> _Data section_:
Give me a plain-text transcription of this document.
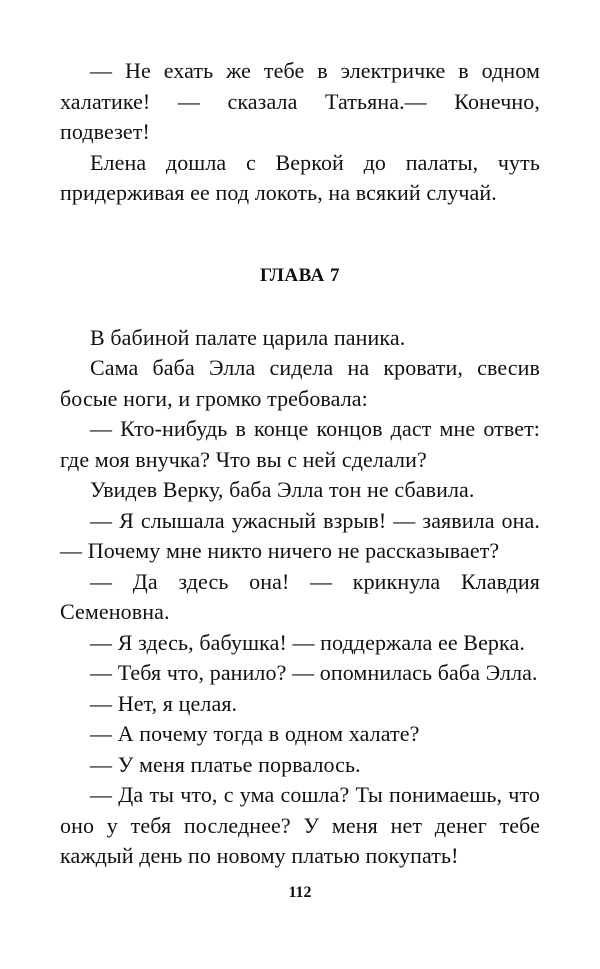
— Не ехать же тебе в электричке в одном халатике! — сказала Татьяна.— Конечно, подвезет!

Елена дошла с Веркой до палаты, чуть придерживая ее под локоть, на всякий случай.

ГЛАВА 7

В бабиной палате царила паника.

Сама баба Элла сидела на кровати, свесив босые ноги, и громко требовала:

— Кто-нибудь в конце концов даст мне ответ: где моя внучка? Что вы с ней сделали?

Увидев Верку, баба Элла тон не сбавила.

— Я слышала ужасный взрыв! — заявила она.— Почему мне никто ничего не рассказывает?

— Да здесь она! — крикнула Клавдия Семеновна.

— Я здесь, бабушка! — поддержала ее Верка.

— Тебя что, ранило? — опомнилась баба Элла.

— Нет, я целая.

— А почему тогда в одном халате?

— У меня платье порвалось.

— Да ты что, с ума сошла? Ты понимаешь, что оно у тебя последнее? У меня нет денег тебе каждый день по новому платью покупать!

112
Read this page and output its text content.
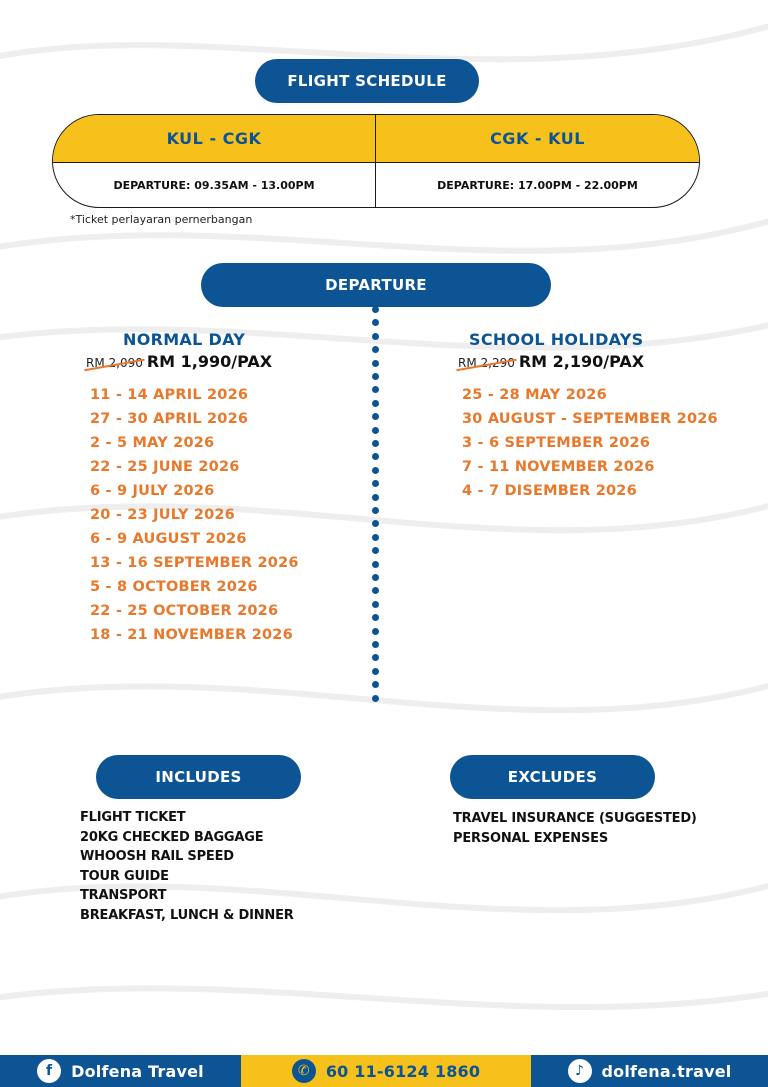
FLIGHT SCHEDULE
KUL - CGK	CGK - KUL
DEPARTURE: 09.35AM - 13.00PM	DEPARTURE: 17.00PM - 22.00PM
*Ticket perlayaran pernerbangan
DEPARTURE
NORMAL DAY
RM 2,090 RM 1,990/PAX
11 - 14 APRIL 2026
27 - 30 APRIL 2026
2 - 5 MAY 2026
22 - 25 JUNE 2026
6 - 9 JULY 2026
20 - 23 JULY 2026
6 - 9 AUGUST 2026
13 - 16 SEPTEMBER 2026
5 - 8 OCTOBER 2026
22 - 25 OCTOBER 2026
18 - 21 NOVEMBER 2026
SCHOOL HOLIDAYS
RM 2,290 RM 2,190/PAX
25 - 28 MAY 2026
30 AUGUST - SEPTEMBER 2026
3 - 6 SEPTEMBER 2026
7 - 11 NOVEMBER 2026
4 - 7 DISEMBER 2026
INCLUDES	EXCLUDES
FLIGHT TICKET
20KG CHECKED BAGGAGE
WHOOSH RAIL SPEED
TOUR GUIDE
TRANSPORT
BREAKFAST, LUNCH & DINNER
TRAVEL INSURANCE (SUGGESTED)
PERSONAL EXPENSES
f	Dolfena Travel	✆	60 11-6124 1860	♪	dolfena.travel
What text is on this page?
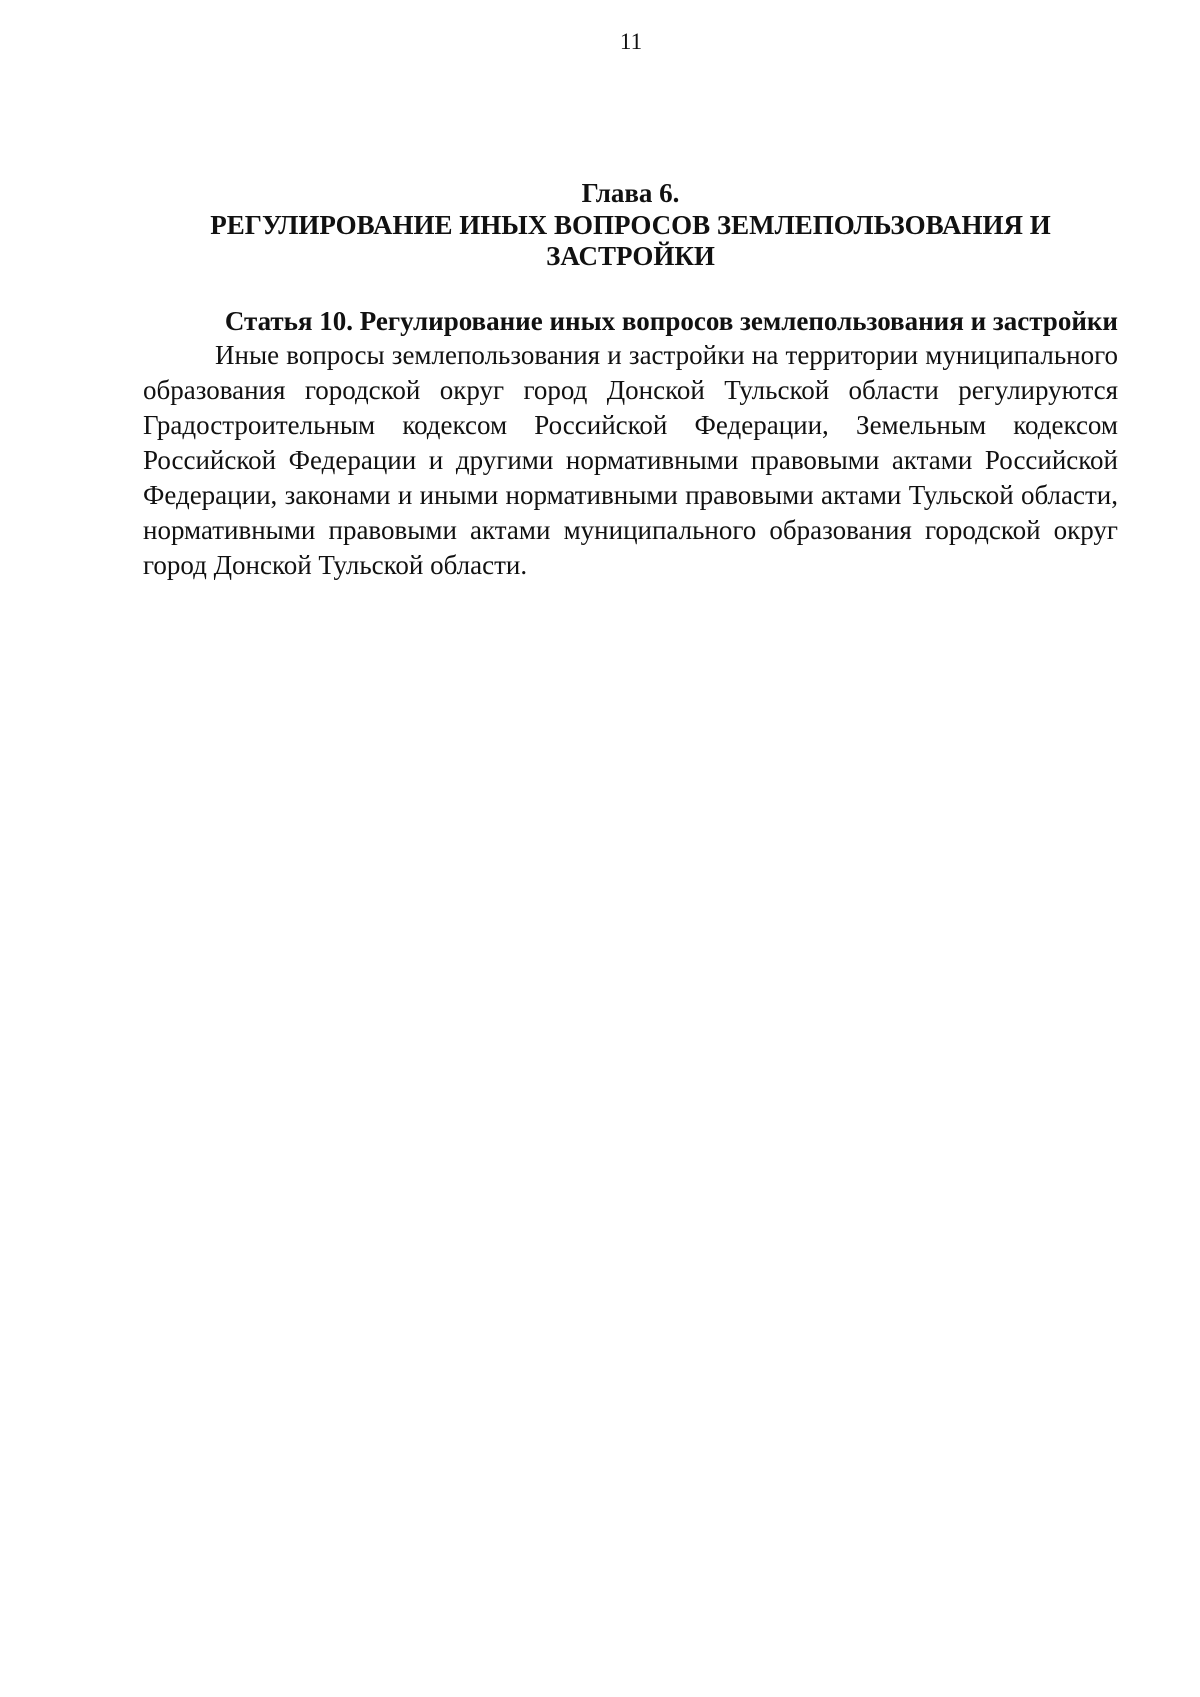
11
Глава 6.
РЕГУЛИРОВАНИЕ ИНЫХ ВОПРОСОВ ЗЕМЛЕПОЛЬЗОВАНИЯ И ЗАСТРОЙКИ
Статья 10. Регулирование иных вопросов землепользования и застройки

Иные вопросы землепользования и застройки на территории муниципального образования городской округ город Донской Тульской области регулируются Градостроительным кодексом Российской Федерации, Земельным кодексом Российской Федерации и другими нормативными правовыми актами Российской Федерации, законами и иными нормативными правовыми актами Тульской области, нормативными правовыми актами муниципального образования городской округ город Донской Тульской области.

> _Given problem_: Make an exact copy of the data above, pictures excluded.

> _Task response_:
Give me a plain-text transcription of this document.
— Не ехать же тебе в электричке в одном халатике! — сказала Татьяна.— Конечно, подвезет!

Елена дошла с Веркой до палаты, чуть придерживая ее под локоть, на всякий случай.

ГЛАВА 7

В бабиной палате царила паника.

Сама баба Элла сидела на кровати, свесив босые ноги, и громко требовала:

— Кто-нибудь в конце концов даст мне ответ: где моя внучка? Что вы с ней сделали?

Увидев Верку, баба Элла тон не сбавила.

— Я слышала ужасный взрыв! — заявила она.— Почему мне никто ничего не рассказывает?

— Да здесь она! — крикнула Клавдия Семеновна.

— Я здесь, бабушка! — поддержала ее Верка.

— Тебя что, ранило? — опомнилась баба Элла.

— Нет, я целая.

— А почему тогда в одном халате?

— У меня платье порвалось.

— Да ты что, с ума сошла? Ты понимаешь, что оно у тебя последнее? У меня нет денег тебе каждый день по новому платью покупать!

112
Read this page and output its text content.
FLIGHT SCHEDULE
KUL - CGK	CGK - KUL
DEPARTURE: 09.35AM - 13.00PM	DEPARTURE: 17.00PM - 22.00PM
*Ticket perlayaran pernerbangan
DEPARTURE
NORMAL DAY
RM 2,090 RM 1,990/PAX
11 - 14 APRIL 2026
27 - 30 APRIL 2026
2 - 5 MAY 2026
22 - 25 JUNE 2026
6 - 9 JULY 2026
20 - 23 JULY 2026
6 - 9 AUGUST 2026
13 - 16 SEPTEMBER 2026
5 - 8 OCTOBER 2026
22 - 25 OCTOBER 2026
18 - 21 NOVEMBER 2026
SCHOOL HOLIDAYS
RM 2,290 RM 2,190/PAX
25 - 28 MAY 2026
30 AUGUST - SEPTEMBER 2026
3 - 6 SEPTEMBER 2026
7 - 11 NOVEMBER 2026
4 - 7 DISEMBER 2026
INCLUDES	EXCLUDES
FLIGHT TICKET
20KG CHECKED BAGGAGE
WHOOSH RAIL SPEED
TOUR GUIDE
TRANSPORT
BREAKFAST, LUNCH & DINNER
TRAVEL INSURANCE (SUGGESTED)
PERSONAL EXPENSES
f	Dolfena Travel	✆	60 11-6124 1860	♪	dolfena.travel
What text is on this page?
11
Глава 6.
РЕГУЛИРОВАНИЕ ИНЫХ ВОПРОСОВ ЗЕМЛЕПОЛЬЗОВАНИЯ И ЗАСТРОЙКИ
Статья 10. Регулирование иных вопросов землепользования и застройки

Иные вопросы землепользования и застройки на территории муниципального образования городской округ город Донской Тульской области регулируются Градостроительным кодексом Российской Федерации, Земельным кодексом Российской Федерации и другими нормативными правовыми актами Российской Федерации, законами и иными нормативными правовыми актами Тульской области, нормативными правовыми актами муниципального образования городской округ город Донской Тульской области.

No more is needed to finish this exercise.